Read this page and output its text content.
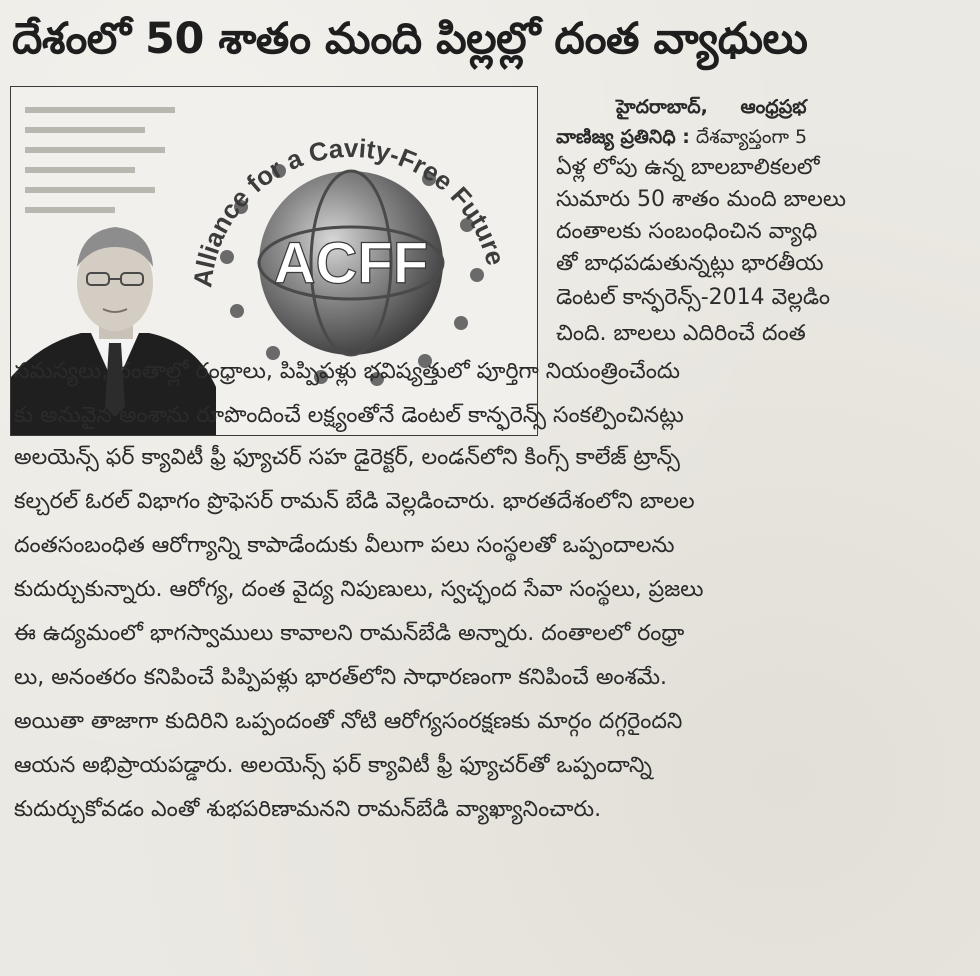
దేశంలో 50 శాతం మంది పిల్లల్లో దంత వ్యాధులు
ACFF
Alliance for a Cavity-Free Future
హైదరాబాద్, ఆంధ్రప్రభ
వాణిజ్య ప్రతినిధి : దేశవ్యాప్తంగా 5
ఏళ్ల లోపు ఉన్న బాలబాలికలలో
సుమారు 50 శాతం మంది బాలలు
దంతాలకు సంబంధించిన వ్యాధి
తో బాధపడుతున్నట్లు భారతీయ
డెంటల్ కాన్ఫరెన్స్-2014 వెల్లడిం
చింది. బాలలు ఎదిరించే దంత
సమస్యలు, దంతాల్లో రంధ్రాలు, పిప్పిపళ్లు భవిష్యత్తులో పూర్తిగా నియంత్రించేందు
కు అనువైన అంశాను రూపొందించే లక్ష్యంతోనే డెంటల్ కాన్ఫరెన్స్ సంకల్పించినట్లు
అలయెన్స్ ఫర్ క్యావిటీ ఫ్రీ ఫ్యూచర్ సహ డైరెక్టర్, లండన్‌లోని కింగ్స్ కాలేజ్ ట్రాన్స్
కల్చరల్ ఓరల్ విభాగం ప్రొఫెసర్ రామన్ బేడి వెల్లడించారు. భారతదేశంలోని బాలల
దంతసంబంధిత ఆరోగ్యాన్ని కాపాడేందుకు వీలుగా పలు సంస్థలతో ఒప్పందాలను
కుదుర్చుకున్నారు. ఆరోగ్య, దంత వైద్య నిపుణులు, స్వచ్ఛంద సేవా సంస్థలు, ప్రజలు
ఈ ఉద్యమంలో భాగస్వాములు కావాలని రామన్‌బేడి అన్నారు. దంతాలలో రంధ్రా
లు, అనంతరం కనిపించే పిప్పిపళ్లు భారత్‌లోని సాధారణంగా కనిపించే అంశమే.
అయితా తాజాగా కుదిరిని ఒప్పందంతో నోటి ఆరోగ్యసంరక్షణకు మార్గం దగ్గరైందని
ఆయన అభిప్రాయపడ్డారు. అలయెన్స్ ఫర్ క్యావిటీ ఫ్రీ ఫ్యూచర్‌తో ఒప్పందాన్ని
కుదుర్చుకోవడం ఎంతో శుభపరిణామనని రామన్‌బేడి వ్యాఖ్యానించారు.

◆ ◆ ◆

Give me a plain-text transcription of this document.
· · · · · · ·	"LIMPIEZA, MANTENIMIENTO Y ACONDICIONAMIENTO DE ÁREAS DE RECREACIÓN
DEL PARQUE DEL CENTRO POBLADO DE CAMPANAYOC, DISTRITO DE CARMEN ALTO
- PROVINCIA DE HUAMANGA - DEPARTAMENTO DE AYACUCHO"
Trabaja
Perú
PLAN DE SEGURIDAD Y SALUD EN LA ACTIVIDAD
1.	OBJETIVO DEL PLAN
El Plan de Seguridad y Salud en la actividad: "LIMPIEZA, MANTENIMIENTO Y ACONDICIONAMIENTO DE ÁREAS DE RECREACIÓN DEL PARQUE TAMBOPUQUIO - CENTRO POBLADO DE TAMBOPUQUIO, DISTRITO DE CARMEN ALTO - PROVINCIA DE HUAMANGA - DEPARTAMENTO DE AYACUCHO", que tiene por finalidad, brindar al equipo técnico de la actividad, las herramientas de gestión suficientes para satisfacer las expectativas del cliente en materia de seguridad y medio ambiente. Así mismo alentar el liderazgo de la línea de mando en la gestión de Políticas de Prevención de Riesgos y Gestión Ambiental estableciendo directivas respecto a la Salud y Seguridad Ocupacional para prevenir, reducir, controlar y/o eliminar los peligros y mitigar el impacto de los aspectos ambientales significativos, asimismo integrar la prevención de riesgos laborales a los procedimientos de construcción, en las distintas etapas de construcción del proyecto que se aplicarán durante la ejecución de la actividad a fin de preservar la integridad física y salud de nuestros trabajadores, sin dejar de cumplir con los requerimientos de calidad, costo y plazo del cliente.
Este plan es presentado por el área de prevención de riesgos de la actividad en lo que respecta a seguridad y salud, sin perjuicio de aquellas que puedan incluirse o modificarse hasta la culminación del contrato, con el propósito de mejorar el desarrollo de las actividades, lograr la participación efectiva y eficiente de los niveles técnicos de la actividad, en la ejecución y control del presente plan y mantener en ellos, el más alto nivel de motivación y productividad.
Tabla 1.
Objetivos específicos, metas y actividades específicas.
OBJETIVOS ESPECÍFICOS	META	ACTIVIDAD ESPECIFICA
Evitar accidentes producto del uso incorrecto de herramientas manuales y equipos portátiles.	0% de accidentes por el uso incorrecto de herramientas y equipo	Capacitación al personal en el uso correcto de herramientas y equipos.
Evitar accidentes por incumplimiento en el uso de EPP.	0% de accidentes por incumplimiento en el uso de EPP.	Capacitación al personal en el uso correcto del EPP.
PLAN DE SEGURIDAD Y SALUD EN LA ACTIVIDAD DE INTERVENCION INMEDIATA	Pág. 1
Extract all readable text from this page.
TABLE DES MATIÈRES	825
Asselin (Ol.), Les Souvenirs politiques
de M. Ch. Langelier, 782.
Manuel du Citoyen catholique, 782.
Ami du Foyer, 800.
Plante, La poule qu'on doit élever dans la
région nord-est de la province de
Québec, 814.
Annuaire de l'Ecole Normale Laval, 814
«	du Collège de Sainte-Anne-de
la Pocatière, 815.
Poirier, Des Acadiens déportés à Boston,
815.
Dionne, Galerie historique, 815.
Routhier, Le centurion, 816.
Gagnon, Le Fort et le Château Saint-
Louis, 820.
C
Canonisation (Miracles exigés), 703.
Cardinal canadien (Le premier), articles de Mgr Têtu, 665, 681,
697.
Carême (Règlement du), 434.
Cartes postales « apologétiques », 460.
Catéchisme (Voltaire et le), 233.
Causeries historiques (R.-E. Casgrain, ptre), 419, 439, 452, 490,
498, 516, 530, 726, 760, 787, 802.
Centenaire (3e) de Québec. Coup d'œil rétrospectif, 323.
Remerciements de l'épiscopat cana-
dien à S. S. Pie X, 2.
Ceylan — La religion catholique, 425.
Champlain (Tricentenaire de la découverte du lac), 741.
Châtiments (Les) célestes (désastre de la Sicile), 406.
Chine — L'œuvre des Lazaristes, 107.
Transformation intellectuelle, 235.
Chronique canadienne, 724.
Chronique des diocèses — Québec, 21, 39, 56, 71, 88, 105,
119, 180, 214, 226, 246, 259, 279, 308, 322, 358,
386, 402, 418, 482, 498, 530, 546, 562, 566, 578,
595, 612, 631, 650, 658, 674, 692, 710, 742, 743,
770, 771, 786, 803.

◆ ◆ ◆

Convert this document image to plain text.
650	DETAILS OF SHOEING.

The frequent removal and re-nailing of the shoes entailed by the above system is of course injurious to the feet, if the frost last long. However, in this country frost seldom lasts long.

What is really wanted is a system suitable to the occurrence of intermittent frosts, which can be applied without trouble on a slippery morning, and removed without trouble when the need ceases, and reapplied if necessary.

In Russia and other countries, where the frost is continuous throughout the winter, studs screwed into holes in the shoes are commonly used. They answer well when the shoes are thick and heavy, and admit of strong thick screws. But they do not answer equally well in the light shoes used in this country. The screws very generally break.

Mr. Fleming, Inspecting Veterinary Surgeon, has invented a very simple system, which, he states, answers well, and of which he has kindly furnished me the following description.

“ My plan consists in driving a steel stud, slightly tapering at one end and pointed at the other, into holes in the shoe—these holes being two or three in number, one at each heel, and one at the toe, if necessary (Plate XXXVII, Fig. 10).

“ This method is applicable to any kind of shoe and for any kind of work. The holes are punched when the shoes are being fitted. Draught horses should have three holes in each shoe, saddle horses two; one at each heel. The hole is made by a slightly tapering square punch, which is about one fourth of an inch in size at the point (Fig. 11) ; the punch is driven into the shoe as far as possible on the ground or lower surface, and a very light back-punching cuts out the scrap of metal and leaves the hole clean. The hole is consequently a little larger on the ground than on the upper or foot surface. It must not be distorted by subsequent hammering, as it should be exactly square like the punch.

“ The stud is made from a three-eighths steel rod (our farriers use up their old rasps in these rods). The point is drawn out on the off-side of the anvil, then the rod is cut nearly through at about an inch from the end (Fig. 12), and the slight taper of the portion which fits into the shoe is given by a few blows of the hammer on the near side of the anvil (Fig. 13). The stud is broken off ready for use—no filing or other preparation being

◆ ◆ ◆

▸ WHAT TO DO: Pull every line containing the word "Chronique" out of the entries above.

▸ RESPONSE FOR THIS EXERCISE:
Chronique canadienne, 724.
Chronique des diocèses — Québec, 21, 39, 56, 71, 88, 105,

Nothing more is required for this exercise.